Data listing
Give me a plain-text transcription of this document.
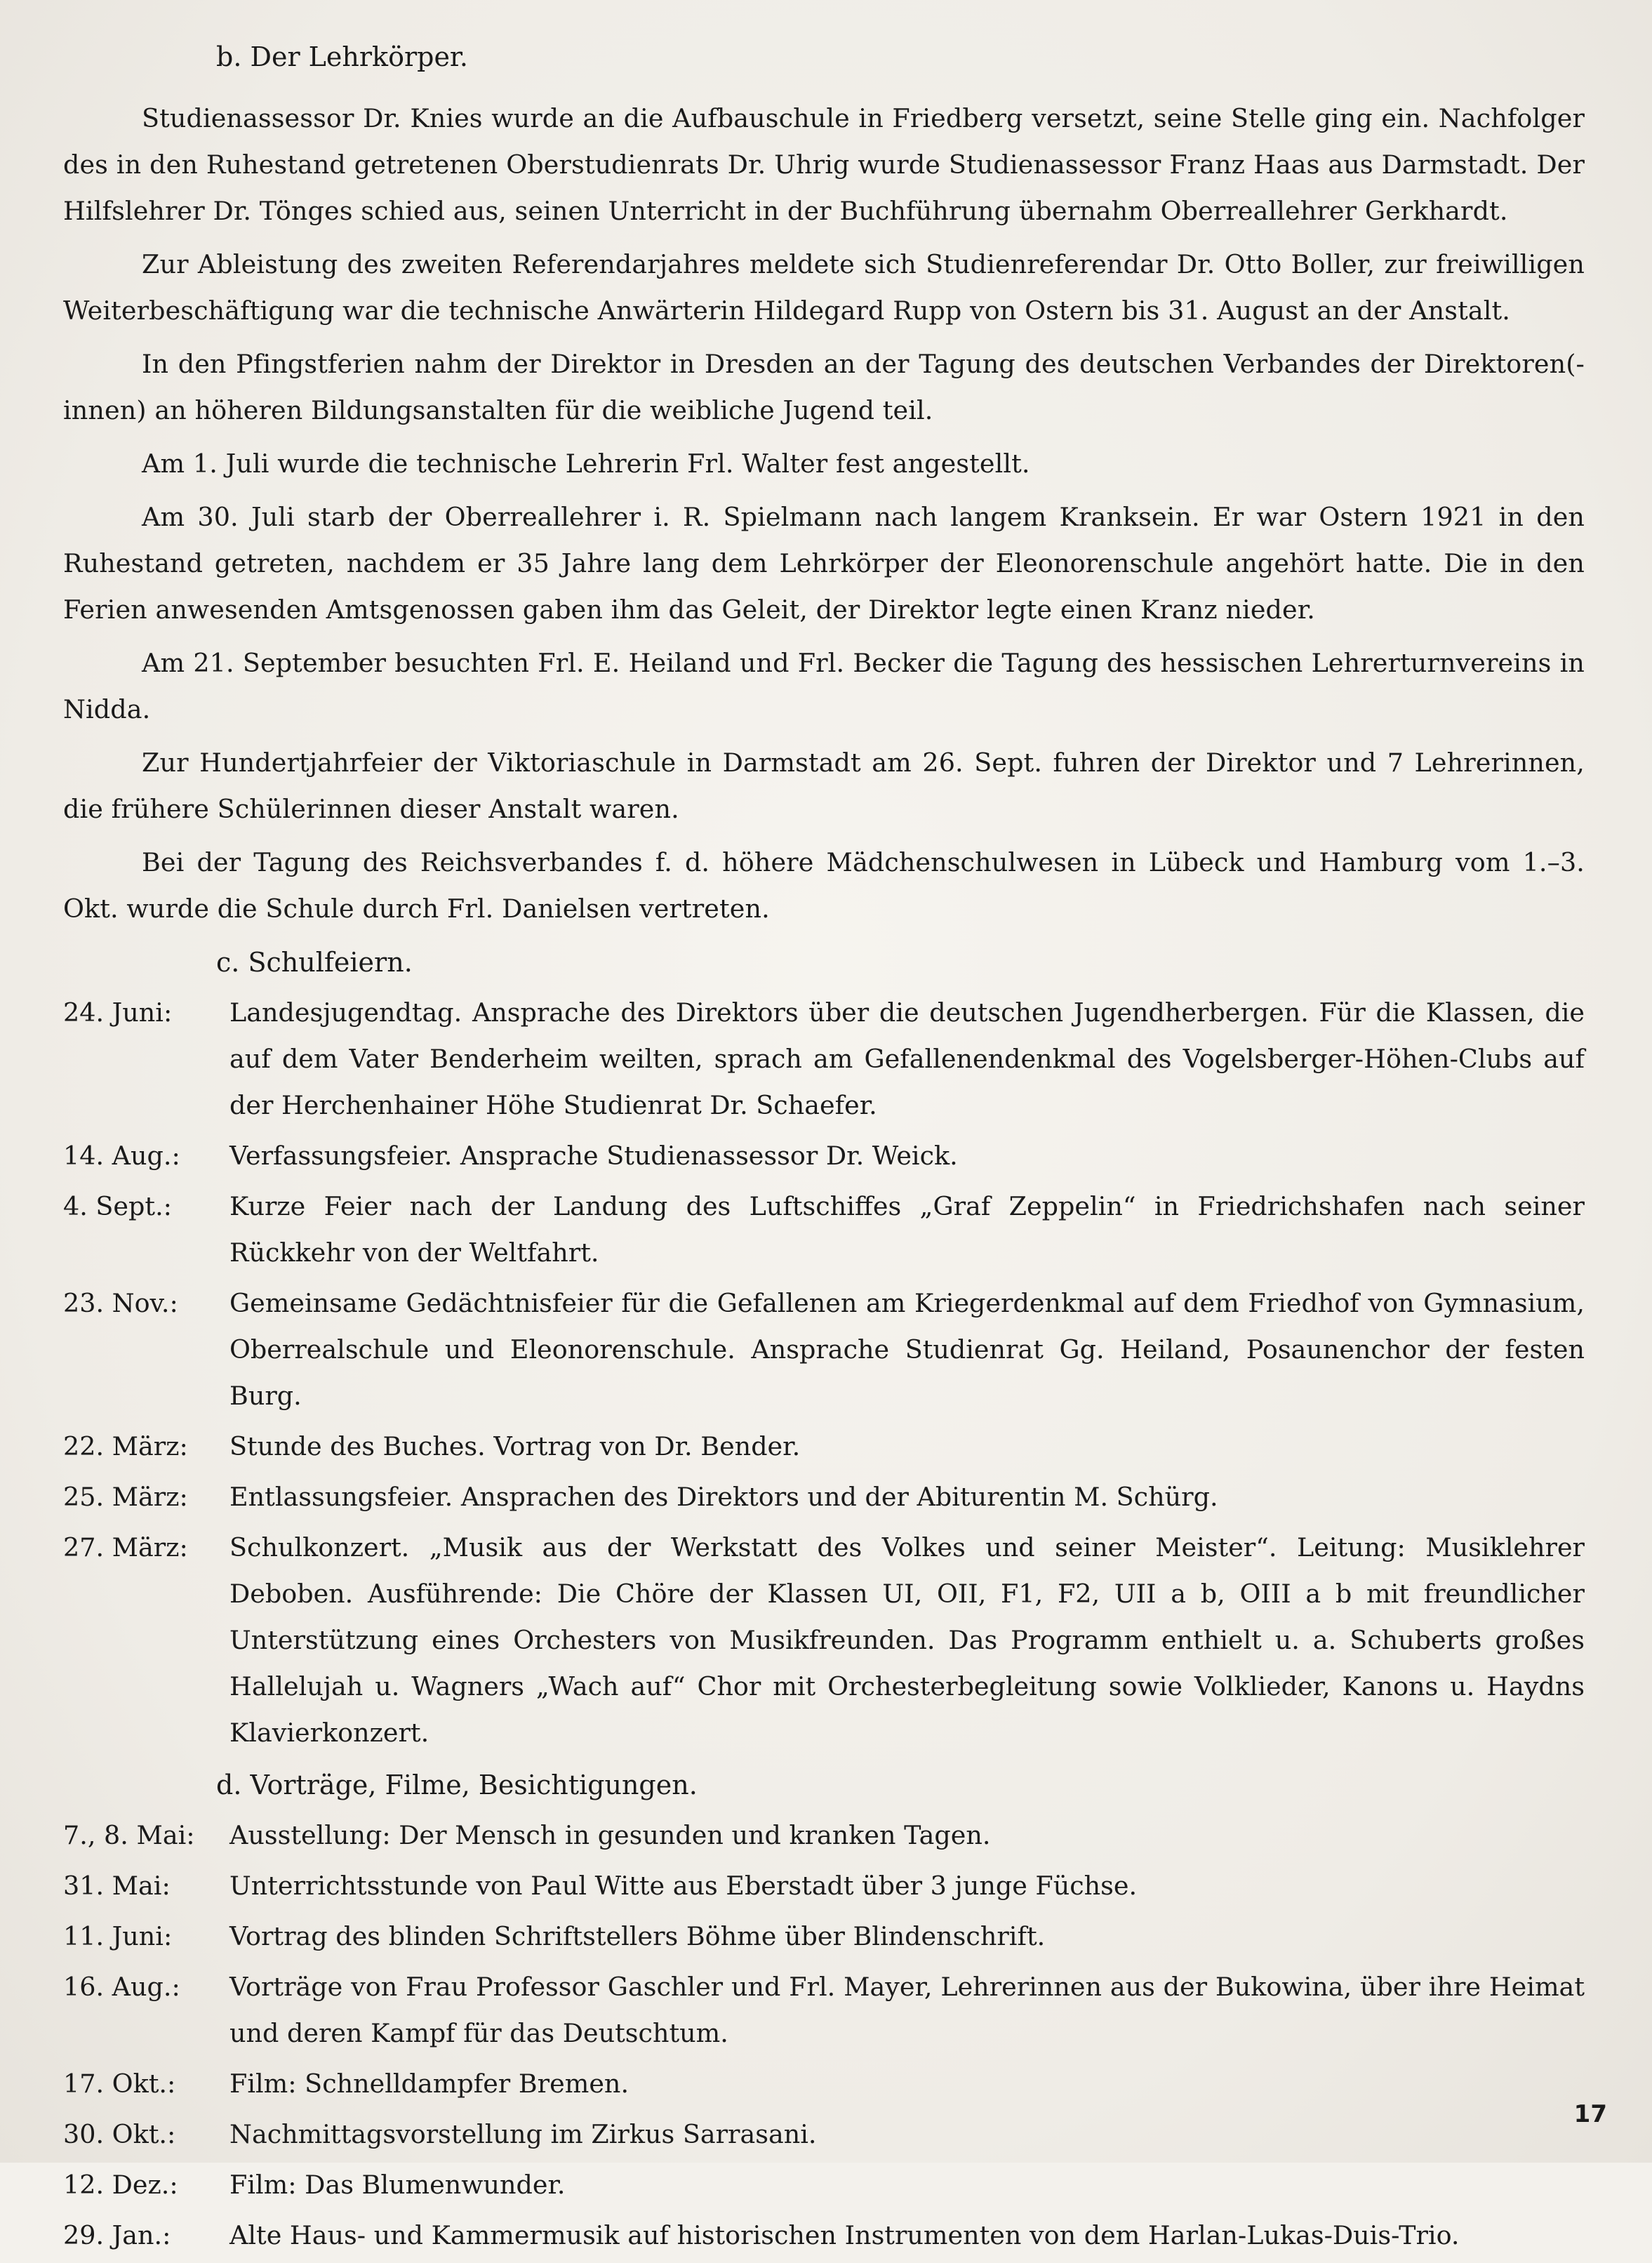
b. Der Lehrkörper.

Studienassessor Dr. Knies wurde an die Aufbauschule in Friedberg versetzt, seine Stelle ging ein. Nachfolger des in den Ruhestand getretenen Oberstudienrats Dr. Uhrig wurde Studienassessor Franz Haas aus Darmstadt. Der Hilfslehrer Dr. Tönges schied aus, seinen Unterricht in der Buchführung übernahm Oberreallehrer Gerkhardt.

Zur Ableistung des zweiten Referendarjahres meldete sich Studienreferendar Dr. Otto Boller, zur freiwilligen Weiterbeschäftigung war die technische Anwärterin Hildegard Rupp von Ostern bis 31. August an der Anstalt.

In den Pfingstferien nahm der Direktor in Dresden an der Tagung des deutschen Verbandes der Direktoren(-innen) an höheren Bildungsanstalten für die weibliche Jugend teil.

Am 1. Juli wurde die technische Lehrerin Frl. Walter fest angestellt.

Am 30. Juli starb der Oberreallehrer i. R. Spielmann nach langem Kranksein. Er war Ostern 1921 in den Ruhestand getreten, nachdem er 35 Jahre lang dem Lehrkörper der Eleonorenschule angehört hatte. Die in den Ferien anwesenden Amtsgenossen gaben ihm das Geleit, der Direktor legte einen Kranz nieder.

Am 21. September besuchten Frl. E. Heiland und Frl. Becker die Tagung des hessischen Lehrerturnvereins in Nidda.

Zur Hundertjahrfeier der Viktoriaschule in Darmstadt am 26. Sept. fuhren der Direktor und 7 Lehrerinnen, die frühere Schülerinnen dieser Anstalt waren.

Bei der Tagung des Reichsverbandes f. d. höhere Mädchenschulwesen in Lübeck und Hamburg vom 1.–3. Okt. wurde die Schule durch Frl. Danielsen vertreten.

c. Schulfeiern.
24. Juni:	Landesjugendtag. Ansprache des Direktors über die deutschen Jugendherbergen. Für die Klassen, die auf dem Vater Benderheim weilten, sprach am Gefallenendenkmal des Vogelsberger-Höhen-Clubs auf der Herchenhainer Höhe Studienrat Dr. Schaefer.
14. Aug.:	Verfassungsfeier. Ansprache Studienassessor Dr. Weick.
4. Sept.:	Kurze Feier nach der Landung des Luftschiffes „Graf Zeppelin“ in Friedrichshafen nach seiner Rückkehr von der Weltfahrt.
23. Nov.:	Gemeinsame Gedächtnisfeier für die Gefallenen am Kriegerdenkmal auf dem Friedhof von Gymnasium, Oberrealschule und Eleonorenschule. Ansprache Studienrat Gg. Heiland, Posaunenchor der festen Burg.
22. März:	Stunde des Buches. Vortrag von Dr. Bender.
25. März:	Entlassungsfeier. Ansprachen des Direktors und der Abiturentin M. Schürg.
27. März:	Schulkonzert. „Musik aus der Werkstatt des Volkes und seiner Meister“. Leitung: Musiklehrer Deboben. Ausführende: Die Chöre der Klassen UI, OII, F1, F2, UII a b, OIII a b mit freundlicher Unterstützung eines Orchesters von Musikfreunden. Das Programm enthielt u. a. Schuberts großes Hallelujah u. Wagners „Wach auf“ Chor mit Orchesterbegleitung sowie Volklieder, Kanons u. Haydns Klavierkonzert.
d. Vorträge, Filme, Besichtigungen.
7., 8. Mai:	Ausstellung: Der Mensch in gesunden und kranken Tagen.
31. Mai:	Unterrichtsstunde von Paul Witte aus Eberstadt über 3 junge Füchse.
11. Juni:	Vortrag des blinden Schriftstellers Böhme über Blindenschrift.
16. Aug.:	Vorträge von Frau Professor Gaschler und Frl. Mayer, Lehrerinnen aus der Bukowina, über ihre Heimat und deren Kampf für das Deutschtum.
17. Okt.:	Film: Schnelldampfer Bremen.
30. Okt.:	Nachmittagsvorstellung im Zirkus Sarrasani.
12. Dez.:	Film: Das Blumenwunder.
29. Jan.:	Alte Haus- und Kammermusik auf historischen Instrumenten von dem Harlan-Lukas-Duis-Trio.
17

* * *

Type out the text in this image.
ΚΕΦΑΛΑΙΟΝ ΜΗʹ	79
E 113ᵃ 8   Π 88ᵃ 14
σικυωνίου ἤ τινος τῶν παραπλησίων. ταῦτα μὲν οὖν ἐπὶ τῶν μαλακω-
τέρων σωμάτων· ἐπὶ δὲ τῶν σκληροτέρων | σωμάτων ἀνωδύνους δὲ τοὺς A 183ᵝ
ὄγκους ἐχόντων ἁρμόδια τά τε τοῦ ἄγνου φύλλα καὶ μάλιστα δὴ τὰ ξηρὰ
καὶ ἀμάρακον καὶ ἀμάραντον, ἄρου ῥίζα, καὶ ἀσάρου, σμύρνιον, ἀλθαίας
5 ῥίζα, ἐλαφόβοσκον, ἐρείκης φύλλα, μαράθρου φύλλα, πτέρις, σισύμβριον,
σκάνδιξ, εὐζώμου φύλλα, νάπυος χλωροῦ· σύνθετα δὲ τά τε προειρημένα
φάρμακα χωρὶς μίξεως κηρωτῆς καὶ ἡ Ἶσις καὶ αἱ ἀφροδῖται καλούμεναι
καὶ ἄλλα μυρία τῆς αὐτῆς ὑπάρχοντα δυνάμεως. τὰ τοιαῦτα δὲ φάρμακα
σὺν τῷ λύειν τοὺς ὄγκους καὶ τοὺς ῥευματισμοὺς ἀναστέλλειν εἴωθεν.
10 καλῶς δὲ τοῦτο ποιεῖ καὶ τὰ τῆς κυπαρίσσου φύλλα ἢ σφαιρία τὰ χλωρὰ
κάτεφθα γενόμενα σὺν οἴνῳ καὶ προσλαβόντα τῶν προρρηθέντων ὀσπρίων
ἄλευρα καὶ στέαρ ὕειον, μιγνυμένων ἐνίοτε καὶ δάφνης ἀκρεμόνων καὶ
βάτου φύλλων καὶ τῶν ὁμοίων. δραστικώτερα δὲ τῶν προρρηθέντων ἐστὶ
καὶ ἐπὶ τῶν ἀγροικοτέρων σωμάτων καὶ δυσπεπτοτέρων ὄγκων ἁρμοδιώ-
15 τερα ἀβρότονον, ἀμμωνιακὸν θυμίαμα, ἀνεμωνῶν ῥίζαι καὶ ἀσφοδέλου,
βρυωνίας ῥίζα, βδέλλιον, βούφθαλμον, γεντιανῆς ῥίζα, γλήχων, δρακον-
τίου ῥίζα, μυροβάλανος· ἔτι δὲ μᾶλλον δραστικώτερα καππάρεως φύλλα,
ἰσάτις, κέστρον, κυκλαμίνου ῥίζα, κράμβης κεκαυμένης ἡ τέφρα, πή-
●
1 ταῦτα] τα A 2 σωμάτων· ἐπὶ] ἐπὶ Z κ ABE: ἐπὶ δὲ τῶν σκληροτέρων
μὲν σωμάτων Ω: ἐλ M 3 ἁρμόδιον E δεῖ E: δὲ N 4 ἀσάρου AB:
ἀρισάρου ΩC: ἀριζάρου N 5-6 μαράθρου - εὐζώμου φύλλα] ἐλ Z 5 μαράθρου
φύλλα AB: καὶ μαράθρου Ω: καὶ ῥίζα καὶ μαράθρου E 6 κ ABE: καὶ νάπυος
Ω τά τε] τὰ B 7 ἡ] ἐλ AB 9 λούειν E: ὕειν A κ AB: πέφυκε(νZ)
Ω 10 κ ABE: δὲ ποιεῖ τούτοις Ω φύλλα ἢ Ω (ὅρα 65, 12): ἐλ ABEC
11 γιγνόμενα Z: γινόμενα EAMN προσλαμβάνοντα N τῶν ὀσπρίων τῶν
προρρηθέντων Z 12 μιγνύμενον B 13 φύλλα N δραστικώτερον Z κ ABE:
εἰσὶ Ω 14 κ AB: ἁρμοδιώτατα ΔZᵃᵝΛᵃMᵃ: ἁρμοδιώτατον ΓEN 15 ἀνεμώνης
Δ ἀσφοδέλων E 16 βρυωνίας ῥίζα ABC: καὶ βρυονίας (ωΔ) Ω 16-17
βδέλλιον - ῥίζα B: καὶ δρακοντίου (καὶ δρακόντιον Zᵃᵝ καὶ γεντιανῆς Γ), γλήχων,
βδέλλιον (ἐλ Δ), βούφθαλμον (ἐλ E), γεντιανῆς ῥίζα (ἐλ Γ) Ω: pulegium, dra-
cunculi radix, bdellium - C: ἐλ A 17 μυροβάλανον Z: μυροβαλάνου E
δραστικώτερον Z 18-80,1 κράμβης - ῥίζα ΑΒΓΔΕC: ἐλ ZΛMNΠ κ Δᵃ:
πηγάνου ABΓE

==

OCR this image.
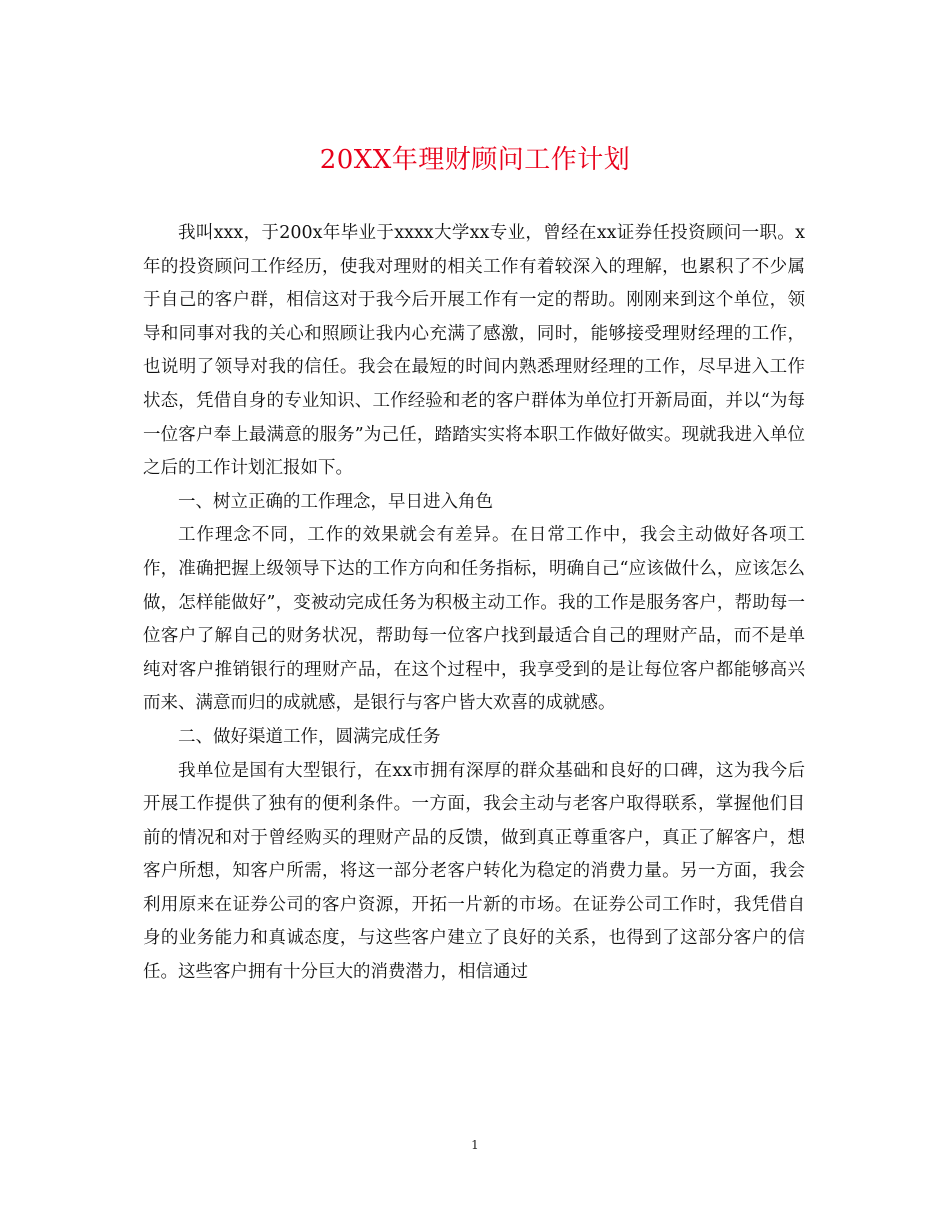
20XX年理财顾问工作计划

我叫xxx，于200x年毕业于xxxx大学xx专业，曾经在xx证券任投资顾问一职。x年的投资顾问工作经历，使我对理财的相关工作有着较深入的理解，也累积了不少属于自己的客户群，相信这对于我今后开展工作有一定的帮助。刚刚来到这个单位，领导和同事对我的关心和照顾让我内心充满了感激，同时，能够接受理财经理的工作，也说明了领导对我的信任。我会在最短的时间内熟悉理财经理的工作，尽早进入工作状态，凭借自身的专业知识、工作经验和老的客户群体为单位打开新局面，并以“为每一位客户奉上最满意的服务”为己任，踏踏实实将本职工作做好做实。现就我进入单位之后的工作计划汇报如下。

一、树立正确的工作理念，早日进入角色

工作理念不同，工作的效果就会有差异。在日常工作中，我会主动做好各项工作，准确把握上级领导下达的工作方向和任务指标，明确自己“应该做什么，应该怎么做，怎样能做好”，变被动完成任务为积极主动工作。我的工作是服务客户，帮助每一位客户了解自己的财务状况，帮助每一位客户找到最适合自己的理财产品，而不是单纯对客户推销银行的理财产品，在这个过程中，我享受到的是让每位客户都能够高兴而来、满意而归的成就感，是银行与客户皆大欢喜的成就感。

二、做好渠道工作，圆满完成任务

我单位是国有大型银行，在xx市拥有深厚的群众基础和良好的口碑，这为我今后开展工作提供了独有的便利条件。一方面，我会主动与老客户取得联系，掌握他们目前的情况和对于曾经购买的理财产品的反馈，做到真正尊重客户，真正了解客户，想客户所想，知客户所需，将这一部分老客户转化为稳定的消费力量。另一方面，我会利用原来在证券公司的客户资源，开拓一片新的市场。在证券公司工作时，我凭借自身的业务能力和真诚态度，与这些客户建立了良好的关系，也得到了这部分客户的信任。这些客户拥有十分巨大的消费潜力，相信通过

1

What the exercise asks
How many lines in the records above contain the word "Lehrerinnen"? Reply with the number alone.

Written solution
2